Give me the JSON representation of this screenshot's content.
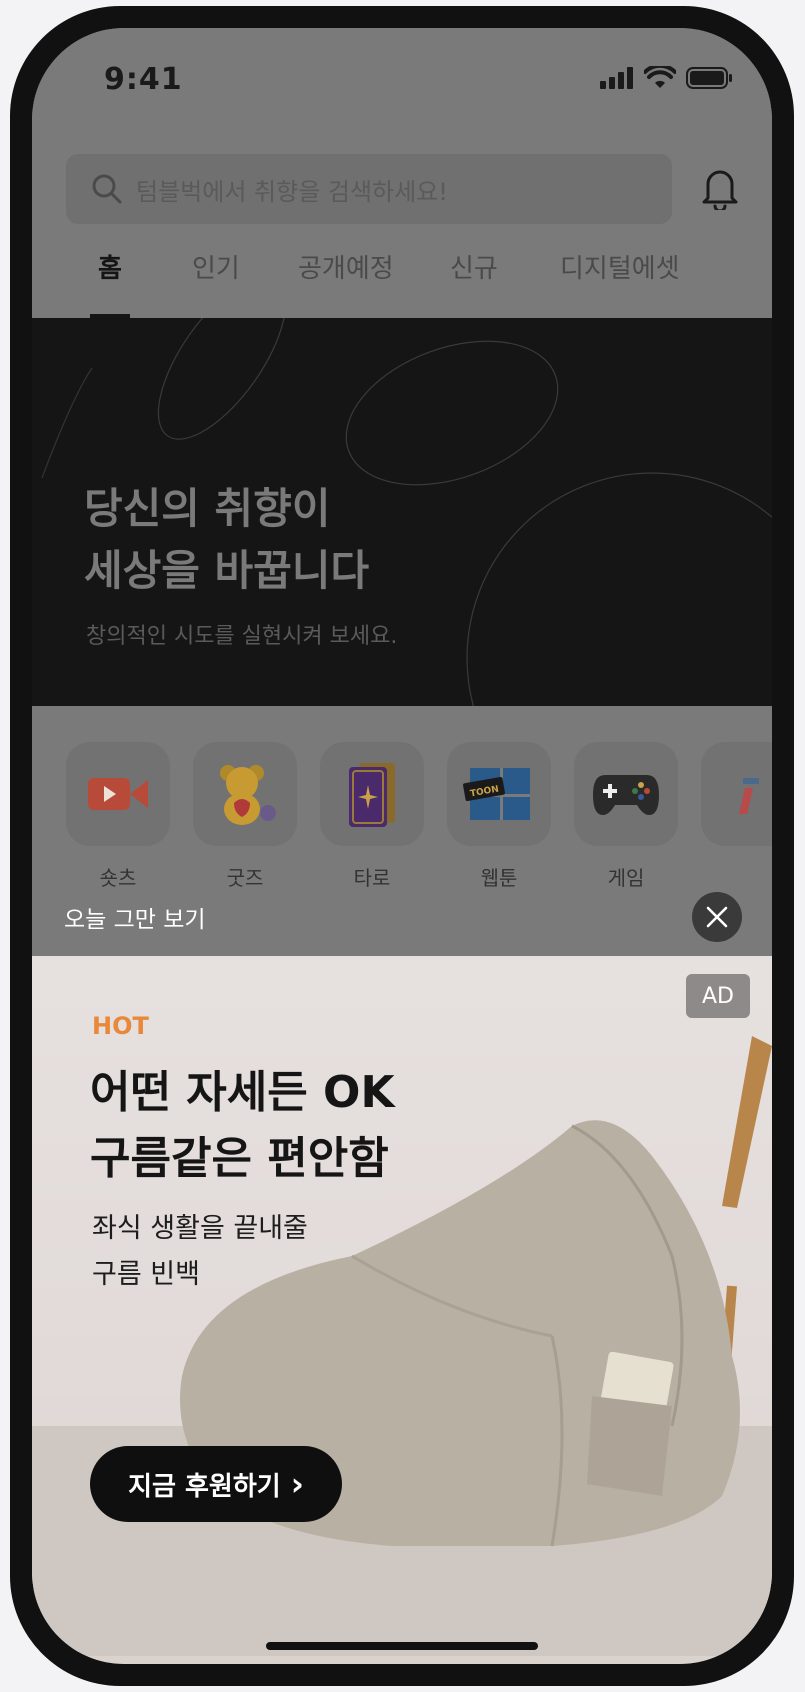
{
  "status_bar": {
    "time": "9:41"
  },
  "search": {
    "placeholder": "텀블벅에서 취향을 검색하세요!"
  },
  "tabs": [
    {
      "label": "홈",
      "active": true
    },
    {
      "label": "인기",
      "active": false
    },
    {
      "label": "공개예정",
      "active": false
    },
    {
      "label": "신규",
      "active": false
    },
    {
      "label": "디지털에셋",
      "active": false
    }
  ],
  "hero": {
    "title_line1": "당신의 취향이",
    "title_line2": "세상을 바꿉니다",
    "subtitle": "창의적인 시도를 실현시켜 보세요."
  },
  "categories": [
    {
      "label": "숏츠",
      "icon": "video-camera-icon"
    },
    {
      "label": "굿즈",
      "icon": "teddy-bear-icon"
    },
    {
      "label": "타로",
      "icon": "tarot-card-icon"
    },
    {
      "label": "웹툰",
      "icon": "webtoon-icon"
    },
    {
      "label": "게임",
      "icon": "gamepad-icon"
    }
  ],
  "dismiss": {
    "label": "오늘 그만 보기"
  },
  "ad": {
    "badge": "AD",
    "tag": "HOT",
    "title_line1": "어떤 자세든 OK",
    "title_line2": "구름같은 편안함",
    "desc_line1": "좌식 생활을 끝내줄",
    "desc_line2": "구름 빈백",
    "cta_label": "지금 후원하기",
    "cta_chevron": "›"
  },
  "webtoon_icon_text": "TOON",
  "colors": {
    "accent_hot": "#e8883a",
    "dim_overlay": "#7a7a7a",
    "hero_bg": "#151515"
  }
}
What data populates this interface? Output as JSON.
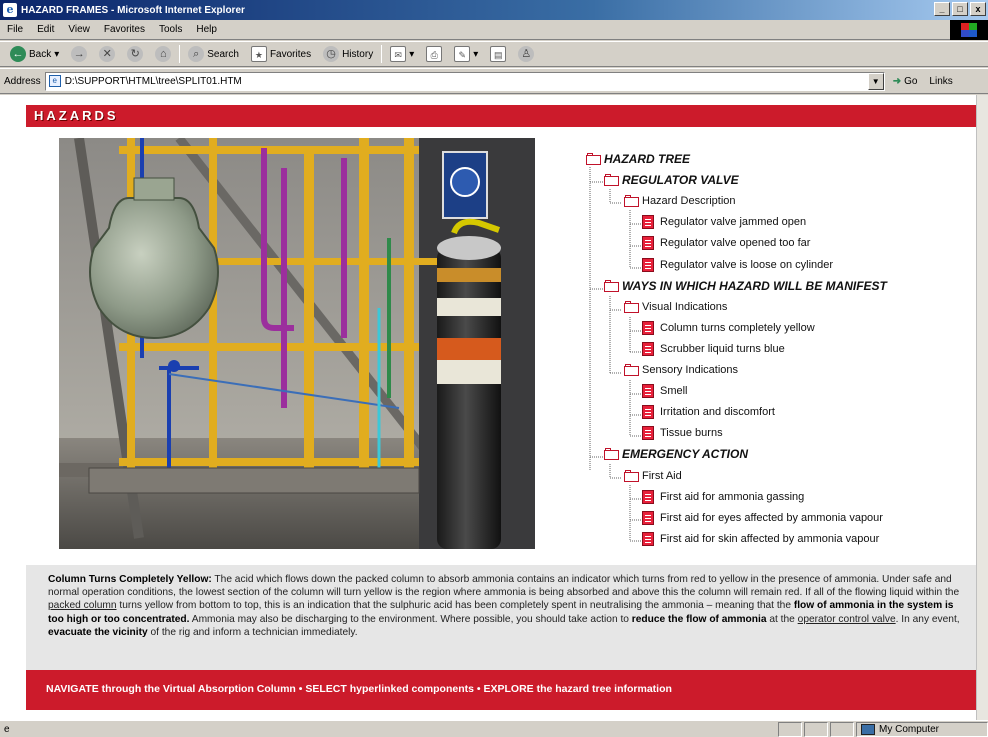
{
  "window": {
    "title": "HAZARD FRAMES - Microsoft Internet Explorer",
    "controls": [
      "_",
      "□",
      "x"
    ]
  },
  "menu": [
    "File",
    "Edit",
    "View",
    "Favorites",
    "Tools",
    "Help"
  ],
  "toolbar": {
    "back": "Back",
    "search": "Search",
    "favorites": "Favorites",
    "history": "History"
  },
  "address": {
    "label": "Address",
    "value": "D:\\SUPPORT\\HTML\\tree\\SPLIT01.HTM",
    "go": "Go",
    "links": "Links"
  },
  "page": {
    "header": "HAZARDS",
    "tree": [
      {
        "label": "HAZARD TREE",
        "level": 0,
        "kind": "folder",
        "bold": true
      },
      {
        "label": "REGULATOR VALVE",
        "level": 1,
        "kind": "folder",
        "bold": true
      },
      {
        "label": "Hazard Description",
        "level": 2,
        "kind": "folder",
        "bold": false
      },
      {
        "label": "Regulator valve jammed open",
        "level": 3,
        "kind": "doc",
        "bold": false
      },
      {
        "label": "Regulator valve opened too far",
        "level": 3,
        "kind": "doc",
        "bold": false
      },
      {
        "label": "Regulator valve is loose on cylinder",
        "level": 3,
        "kind": "doc",
        "bold": false
      },
      {
        "label": "WAYS IN WHICH HAZARD WILL BE MANIFEST",
        "level": 1,
        "kind": "folder",
        "bold": true
      },
      {
        "label": "Visual Indications",
        "level": 2,
        "kind": "folder",
        "bold": false
      },
      {
        "label": "Column turns completely yellow",
        "level": 3,
        "kind": "doc",
        "bold": false
      },
      {
        "label": "Scrubber liquid turns blue",
        "level": 3,
        "kind": "doc",
        "bold": false
      },
      {
        "label": "Sensory Indications",
        "level": 2,
        "kind": "folder",
        "bold": false
      },
      {
        "label": "Smell",
        "level": 3,
        "kind": "doc",
        "bold": false
      },
      {
        "label": "Irritation and discomfort",
        "level": 3,
        "kind": "doc",
        "bold": false
      },
      {
        "label": "Tissue burns",
        "level": 3,
        "kind": "doc",
        "bold": false
      },
      {
        "label": "EMERGENCY ACTION",
        "level": 1,
        "kind": "folder",
        "bold": true
      },
      {
        "label": "First Aid",
        "level": 2,
        "kind": "folder",
        "bold": false
      },
      {
        "label": "First aid for ammonia gassing",
        "level": 3,
        "kind": "doc",
        "bold": false
      },
      {
        "label": "First aid for eyes affected by ammonia vapour",
        "level": 3,
        "kind": "doc",
        "bold": false
      },
      {
        "label": "First aid for skin affected by ammonia vapour",
        "level": 3,
        "kind": "doc",
        "bold": false
      }
    ],
    "description": {
      "heading": "Column Turns Completely Yellow:",
      "t1": " The acid which flows down the packed column to absorb ammonia contains an indicator which turns from red to yellow in the presence of ammonia. Under safe and normal operation conditions, the lowest section of the column will turn yellow is the region where ammonia is being absorbed and above this the column will remain red. If all of the flowing liquid within the ",
      "link1": "packed column",
      "t2": " turns yellow from bottom to top, this is an indication that the sulphuric acid has been completely spent in neutralising the ammonia – meaning that the ",
      "b1": "flow of ammonia in the system is too high or too concentrated.",
      "t3": " Ammonia may also be discharging to the environment. Where possible, you should take action to ",
      "b2": "reduce the flow of ammonia",
      "t4": " at the ",
      "link2": "operator control valve",
      "t5": ". In any event, ",
      "b3": "evacuate the vicinity",
      "t6": " of the rig and inform a technician immediately."
    },
    "nav_text": "NAVIGATE through the Virtual Absorption Column  •  SELECT hyperlinked components  •  EXPLORE the hazard tree information"
  },
  "status": {
    "left": "",
    "zone": "My Computer"
  }
}
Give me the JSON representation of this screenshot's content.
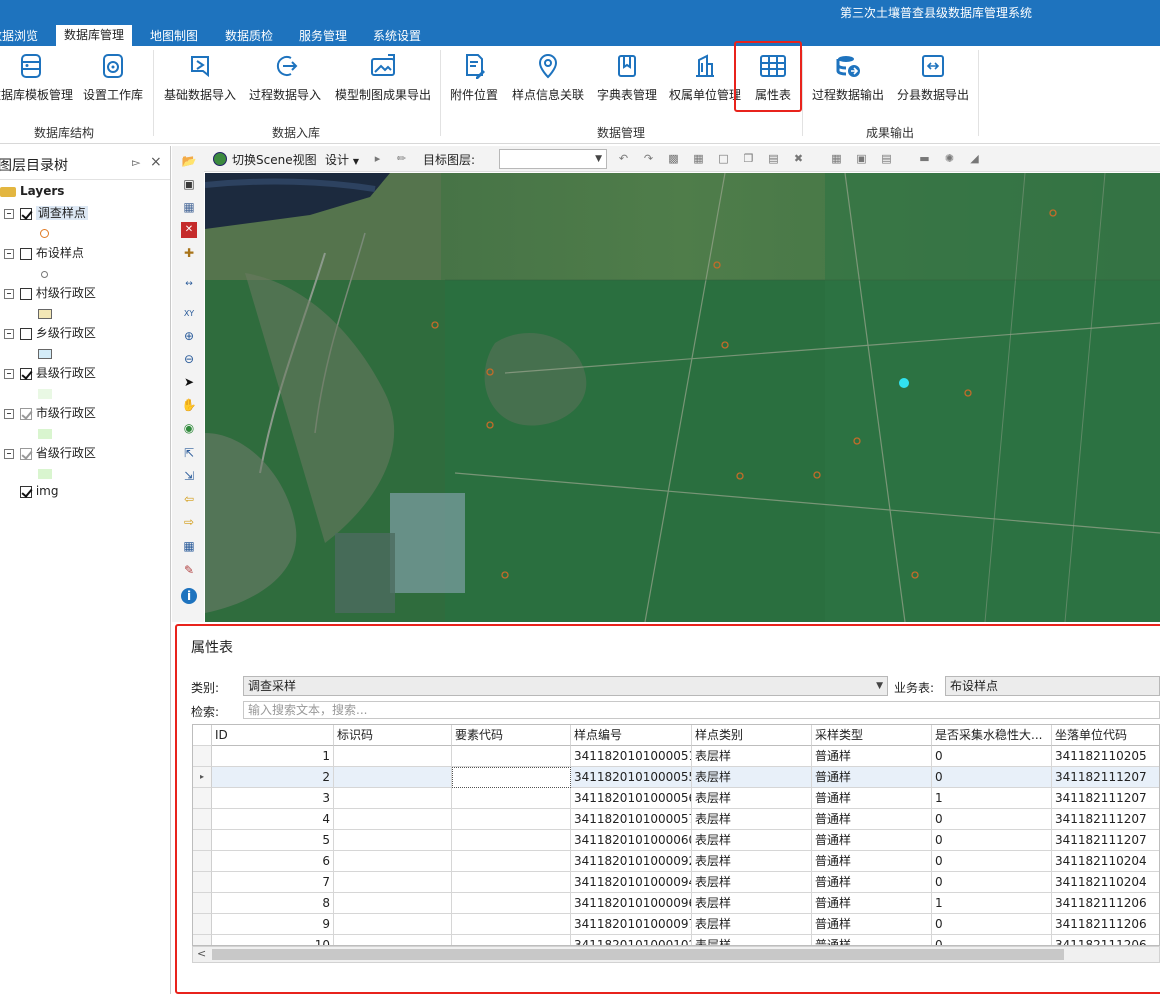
{
  "app": {
    "title": "第三次土壤普查县级数据库管理系统"
  },
  "menu": {
    "tabs": [
      {
        "label": "数据浏览",
        "active": false
      },
      {
        "label": "数据库管理",
        "active": true
      },
      {
        "label": "地图制图",
        "active": false
      },
      {
        "label": "数据质检",
        "active": false
      },
      {
        "label": "服务管理",
        "active": false
      },
      {
        "label": "系统设置",
        "active": false
      }
    ]
  },
  "ribbon": {
    "groups": [
      {
        "label": "数据库结构"
      },
      {
        "label": "数据入库"
      },
      {
        "label": "数据管理"
      },
      {
        "label": "成果输出"
      }
    ],
    "buttons": [
      {
        "label": "数据库模板管理",
        "icon": "database-template-icon"
      },
      {
        "label": "设置工作库",
        "icon": "database-settings-icon"
      },
      {
        "label": "基础数据导入",
        "icon": "basic-data-import-icon"
      },
      {
        "label": "过程数据导入",
        "icon": "process-data-import-icon"
      },
      {
        "label": "模型制图成果导出",
        "icon": "model-map-export-icon"
      },
      {
        "label": "附件位置",
        "icon": "attachment-icon"
      },
      {
        "label": "样点信息关联",
        "icon": "location-pin-icon"
      },
      {
        "label": "字典表管理",
        "icon": "dictionary-icon"
      },
      {
        "label": "权属单位管理",
        "icon": "building-icon"
      },
      {
        "label": "属性表",
        "icon": "table-icon",
        "highlighted": true
      },
      {
        "label": "过程数据输出",
        "icon": "database-export-icon"
      },
      {
        "label": "分县数据导出",
        "icon": "county-export-icon"
      }
    ]
  },
  "toc": {
    "title": "图层目录树",
    "root": "Layers",
    "layers": [
      {
        "label": "调查样点",
        "checked": true,
        "symbol": "point-orange",
        "selected": true
      },
      {
        "label": "布设样点",
        "checked": false,
        "symbol": "point-gray"
      },
      {
        "label": "村级行政区",
        "checked": false,
        "symbol": "#f3e7b6"
      },
      {
        "label": "乡级行政区",
        "checked": false,
        "symbol": "#d4ecf8"
      },
      {
        "label": "县级行政区",
        "checked": true,
        "symbol": "#e9f8e4"
      },
      {
        "label": "市级行政区",
        "checked": true,
        "dim": true,
        "symbol": "#d9f5cf"
      },
      {
        "label": "省级行政区",
        "checked": true,
        "dim": true,
        "symbol": "#d9f5cf"
      },
      {
        "label": "img",
        "checked": true,
        "symbol": ""
      }
    ]
  },
  "map_toolbar": {
    "scene_button": "切换Scene视图",
    "design_menu": "设计",
    "target_layer_label": "目标图层:",
    "target_layer_value": ""
  },
  "attribute_panel": {
    "title": "属性表",
    "category_label": "类别:",
    "category_value": "调查采样",
    "business_label": "业务表:",
    "business_value": "布设样点",
    "search_label": "检索:",
    "search_placeholder": "输入搜索文本，搜索...",
    "columns": [
      "ID",
      "标识码",
      "要素代码",
      "样点编号",
      "样点类别",
      "采样类型",
      "是否采集水稳性大...",
      "坐落单位代码"
    ],
    "rows": [
      {
        "id": "1",
        "code": "",
        "feature": "",
        "sample_no": "3411820101000051",
        "sample_cat": "表层样",
        "sample_type": "普通样",
        "water": "0",
        "unit": "341182110205"
      },
      {
        "id": "2",
        "code": "",
        "feature": "",
        "sample_no": "3411820101000055",
        "sample_cat": "表层样",
        "sample_type": "普通样",
        "water": "0",
        "unit": "341182111207",
        "selected": true
      },
      {
        "id": "3",
        "code": "",
        "feature": "",
        "sample_no": "3411820101000056",
        "sample_cat": "表层样",
        "sample_type": "普通样",
        "water": "1",
        "unit": "341182111207"
      },
      {
        "id": "4",
        "code": "",
        "feature": "",
        "sample_no": "3411820101000057",
        "sample_cat": "表层样",
        "sample_type": "普通样",
        "water": "0",
        "unit": "341182111207"
      },
      {
        "id": "5",
        "code": "",
        "feature": "",
        "sample_no": "3411820101000060",
        "sample_cat": "表层样",
        "sample_type": "普通样",
        "water": "0",
        "unit": "341182111207"
      },
      {
        "id": "6",
        "code": "",
        "feature": "",
        "sample_no": "3411820101000092",
        "sample_cat": "表层样",
        "sample_type": "普通样",
        "water": "0",
        "unit": "341182110204"
      },
      {
        "id": "7",
        "code": "",
        "feature": "",
        "sample_no": "3411820101000094",
        "sample_cat": "表层样",
        "sample_type": "普通样",
        "water": "0",
        "unit": "341182110204"
      },
      {
        "id": "8",
        "code": "",
        "feature": "",
        "sample_no": "3411820101000096",
        "sample_cat": "表层样",
        "sample_type": "普通样",
        "water": "1",
        "unit": "341182111206"
      },
      {
        "id": "9",
        "code": "",
        "feature": "",
        "sample_no": "3411820101000097",
        "sample_cat": "表层样",
        "sample_type": "普通样",
        "water": "0",
        "unit": "341182111206"
      },
      {
        "id": "10",
        "code": "",
        "feature": "",
        "sample_no": "3411820101000102",
        "sample_cat": "表层样",
        "sample_type": "普通样",
        "water": "0",
        "unit": "341182111206"
      }
    ]
  },
  "colors": {
    "titlebar": "#1e73be",
    "highlight": "#e8231c",
    "ribbon_icon": "#1e73be"
  }
}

EXERCISE TASK: Using the records above, list each line that includes "affected".

ANSWER TO THIS PROBLEM:
        "label": "First aid for eyes affected by ammonia vapour",
        "label": "First aid for skin affected by ammonia vapour",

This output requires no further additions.